_REQUEST_. Set down all of the data that follows word for word, without the images.

_RAW DATA_.
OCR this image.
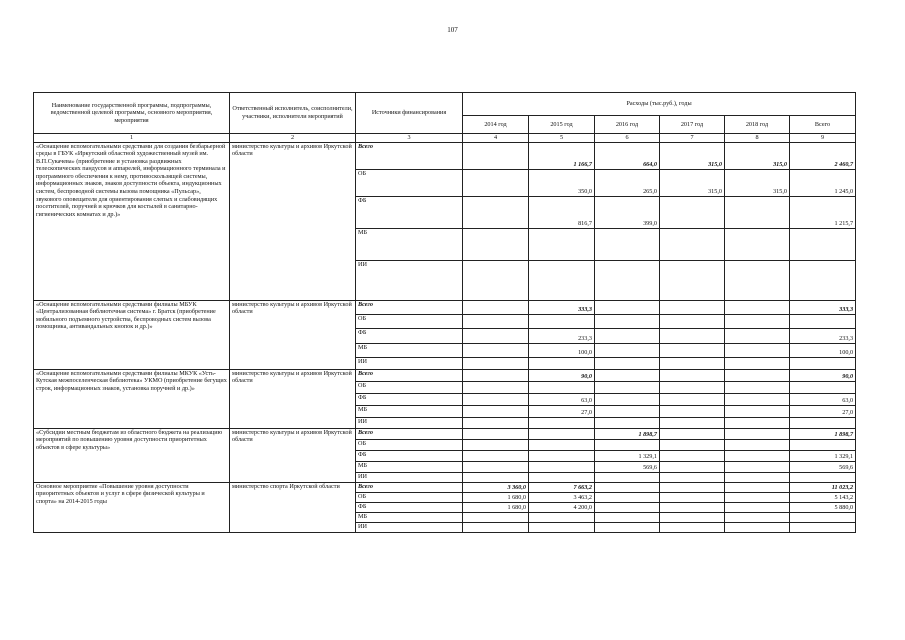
107
Наименование государственной программы, подпрограммы, ведомственной целевой программы, основного мероприятия, мероприятия	Ответственный исполнитель, соисполнители, участники, исполнители мероприятий	Источники финансирования	Расходы (тыс.руб.), годы					
			2014 год	2015 год	2016 год	2017 год	2018 год	Всего
1	2	3	4	5	6	7	8	9
«Оснащение вспомогательными средствами для создания безбарьерной среды в ГБУК «Иркутский областной художественный музей им. В.П.Сукачева» (приобретение и установка раздвижных телескопических пандусов и аппарелей, информационного терминала и программного обеспечения к нему, противоскользящей системы, информационных знаков, знаков доступности объекта, индукционных систем, беспроводной системы вызова помощника «Пульсар», звукового оповещателя для ориентирования слепых и слабовидящих посетителей, поручней и крючков для костылей в санитарно-гигиенических комнатах и др.)»	министерство культуры и архивов Иркутской области	Всего		1 166,7	664,0	315,0	315,0	2 460,7
		ОБ		350,0	265,0	315,0	315,0	1 245,0
		ФБ		816,7	399,0			1 215,7
		МБ						
		ИИ						
«Оснащение вспомогательными средствами филиалы МБУК «Централизованная библиотечная система» г. Братск (приобретение мобильного подъемного устройства, беспроводных систем вызова помощника, антивандальных кнопок и др.)»	министерство культуры и архивов Иркутской области	Всего		333,3				333,3
		ОБ						
		ФБ		233,3				233,3
		МБ		100,0				100,0
		ИИ						
«Оснащение вспомогательными средствами филиалы МКУК «Усть-Кутская межпоселенческая библиотека» УКМО (приобретение бегущих строк, информационных знаков, установка поручней и др.)»	министерство культуры и архивов Иркутской области	Всего		90,0				90,0
		ОБ						
		ФБ		63,0				63,0
		МБ		27,0				27,0
		ИИ						
«Субсидии местным бюджетам из областного бюджета на реализацию мероприятий по повышению уровня доступности приоритетных объектов в сфере культуры»	министерство культуры и архивов Иркутской области	Всего			1 898,7			1 898,7
		ОБ						
		ФБ			1 329,1			1 329,1
		МБ			569,6			569,6
		ИИ						
Основное мероприятие «Повышение уровня доступности приоритетных объектов и услуг в сфере физической культуры и спорта» на 2014-2015 годы	министерство спорта Иркутской области	Всего	3 360,0	7 663,2				11 023,2
		ОБ	1 680,0	3 463,2				5 143,2
		ФБ	1 680,0	4 200,0				5 880,0
		МБ						
		ИИ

_OUTPUT_.
OCR this image.
107
Наименование государственной программы, подпрограммы, ведомственной целевой программы, основного мероприятия, мероприятия	Ответственный исполнитель, соисполнители, участники, исполнители мероприятий	Источники финансирования	Расходы (тыс.руб.), годы					
			2014 год	2015 год	2016 год	2017 год	2018 год	Всего
1	2	3	4	5	6	7	8	9
«Оснащение вспомогательными средствами для создания безбарьерной среды в ГБУК «Иркутский областной художественный музей им. В.П.Сукачева» (приобретение и установка раздвижных телескопических пандусов и аппарелей, информационного терминала и программного обеспечения к нему, противоскользящей системы, информационных знаков, знаков доступности объекта, индукционных систем, беспроводной системы вызова помощника «Пульсар», звукового оповещателя для ориентирования слепых и слабовидящих посетителей, поручней и крючков для костылей в санитарно-гигиенических комнатах и др.)»	министерство культуры и архивов Иркутской области	Всего		1 166,7	664,0	315,0	315,0	2 460,7
		ОБ		350,0	265,0	315,0	315,0	1 245,0
		ФБ		816,7	399,0			1 215,7
		МБ						
		ИИ						
«Оснащение вспомогательными средствами филиалы МБУК «Централизованная библиотечная система» г. Братск (приобретение мобильного подъемного устройства, беспроводных систем вызова помощника, антивандальных кнопок и др.)»	министерство культуры и архивов Иркутской области	Всего		333,3				333,3
		ОБ						
		ФБ		233,3				233,3
		МБ		100,0				100,0
		ИИ						
«Оснащение вспомогательными средствами филиалы МКУК «Усть-Кутская межпоселенческая библиотека» УКМО (приобретение бегущих строк, информационных знаков, установка поручней и др.)»	министерство культуры и архивов Иркутской области	Всего		90,0				90,0
		ОБ						
		ФБ		63,0				63,0
		МБ		27,0				27,0
		ИИ						
«Субсидии местным бюджетам из областного бюджета на реализацию мероприятий по повышению уровня доступности приоритетных объектов в сфере культуры»	министерство культуры и архивов Иркутской области	Всего			1 898,7			1 898,7
		ОБ						
		ФБ			1 329,1			1 329,1
		МБ			569,6			569,6
		ИИ						
Основное мероприятие «Повышение уровня доступности приоритетных объектов и услуг в сфере физической культуры и спорта» на 2014-2015 годы	министерство спорта Иркутской области	Всего	3 360,0	7 663,2				11 023,2
		ОБ	1 680,0	3 463,2				5 143,2
		ФБ	1 680,0	4 200,0				5 880,0
		МБ						
		ИИ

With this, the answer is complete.